━━━━━ Entries provided
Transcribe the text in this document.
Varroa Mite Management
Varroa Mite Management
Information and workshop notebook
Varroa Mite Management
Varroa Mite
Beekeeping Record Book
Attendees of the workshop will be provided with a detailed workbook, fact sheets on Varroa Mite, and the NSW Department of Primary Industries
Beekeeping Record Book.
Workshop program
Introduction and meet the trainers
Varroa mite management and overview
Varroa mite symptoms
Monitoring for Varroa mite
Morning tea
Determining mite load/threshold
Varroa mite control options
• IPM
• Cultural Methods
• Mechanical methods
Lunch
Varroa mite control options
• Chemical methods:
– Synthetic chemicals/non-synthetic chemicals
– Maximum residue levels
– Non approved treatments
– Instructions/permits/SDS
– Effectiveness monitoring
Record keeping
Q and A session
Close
━━━━━━━━━━
━━━━━ Entries provided
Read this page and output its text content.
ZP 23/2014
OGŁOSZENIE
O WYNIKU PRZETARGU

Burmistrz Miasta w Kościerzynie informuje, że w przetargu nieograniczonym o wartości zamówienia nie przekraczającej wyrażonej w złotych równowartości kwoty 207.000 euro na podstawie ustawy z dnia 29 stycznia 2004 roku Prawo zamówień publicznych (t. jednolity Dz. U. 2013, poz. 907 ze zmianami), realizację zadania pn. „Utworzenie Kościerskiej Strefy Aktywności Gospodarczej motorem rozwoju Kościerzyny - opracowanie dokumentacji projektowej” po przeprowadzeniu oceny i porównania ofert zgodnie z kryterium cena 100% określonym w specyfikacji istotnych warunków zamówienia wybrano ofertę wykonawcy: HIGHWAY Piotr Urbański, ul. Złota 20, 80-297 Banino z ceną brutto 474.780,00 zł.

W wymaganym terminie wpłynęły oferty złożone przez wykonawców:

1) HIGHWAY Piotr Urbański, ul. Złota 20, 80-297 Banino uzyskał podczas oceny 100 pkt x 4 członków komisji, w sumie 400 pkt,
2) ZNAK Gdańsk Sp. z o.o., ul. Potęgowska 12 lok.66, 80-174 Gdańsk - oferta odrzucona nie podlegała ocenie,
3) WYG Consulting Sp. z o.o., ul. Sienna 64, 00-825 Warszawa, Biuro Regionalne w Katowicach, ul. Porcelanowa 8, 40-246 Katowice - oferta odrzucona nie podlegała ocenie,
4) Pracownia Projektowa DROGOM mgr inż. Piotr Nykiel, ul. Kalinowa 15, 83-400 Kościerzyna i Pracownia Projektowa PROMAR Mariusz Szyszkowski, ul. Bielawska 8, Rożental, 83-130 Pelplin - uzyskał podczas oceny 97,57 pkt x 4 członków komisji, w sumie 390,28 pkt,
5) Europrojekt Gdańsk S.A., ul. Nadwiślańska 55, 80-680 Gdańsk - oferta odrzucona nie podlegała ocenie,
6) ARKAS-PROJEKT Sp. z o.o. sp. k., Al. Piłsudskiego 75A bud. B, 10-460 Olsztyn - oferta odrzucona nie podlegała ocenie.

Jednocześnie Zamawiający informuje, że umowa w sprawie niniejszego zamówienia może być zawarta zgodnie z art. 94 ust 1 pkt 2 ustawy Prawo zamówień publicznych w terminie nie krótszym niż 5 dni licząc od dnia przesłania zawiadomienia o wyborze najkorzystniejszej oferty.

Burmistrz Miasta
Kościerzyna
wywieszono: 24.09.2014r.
━━━━━━━━━━
## Your goal
Identify the lines that hold the word "terminie". Copy every one of them.

## Solution to this problem
W wymaganym terminie wpłynęły oferty złożone przez wykonawców:
Jednocześnie Zamawiający informuje, że umowa w sprawie niniejszego zamówienia może być zawarta zgodnie z art. 94 ust 1 pkt 2 ustawy Prawo zamówień publicznych w terminie nie krótszym niż 5 dni licząc od dnia przesłania zawiadomienia o wyborze najkorzystniejszej oferty.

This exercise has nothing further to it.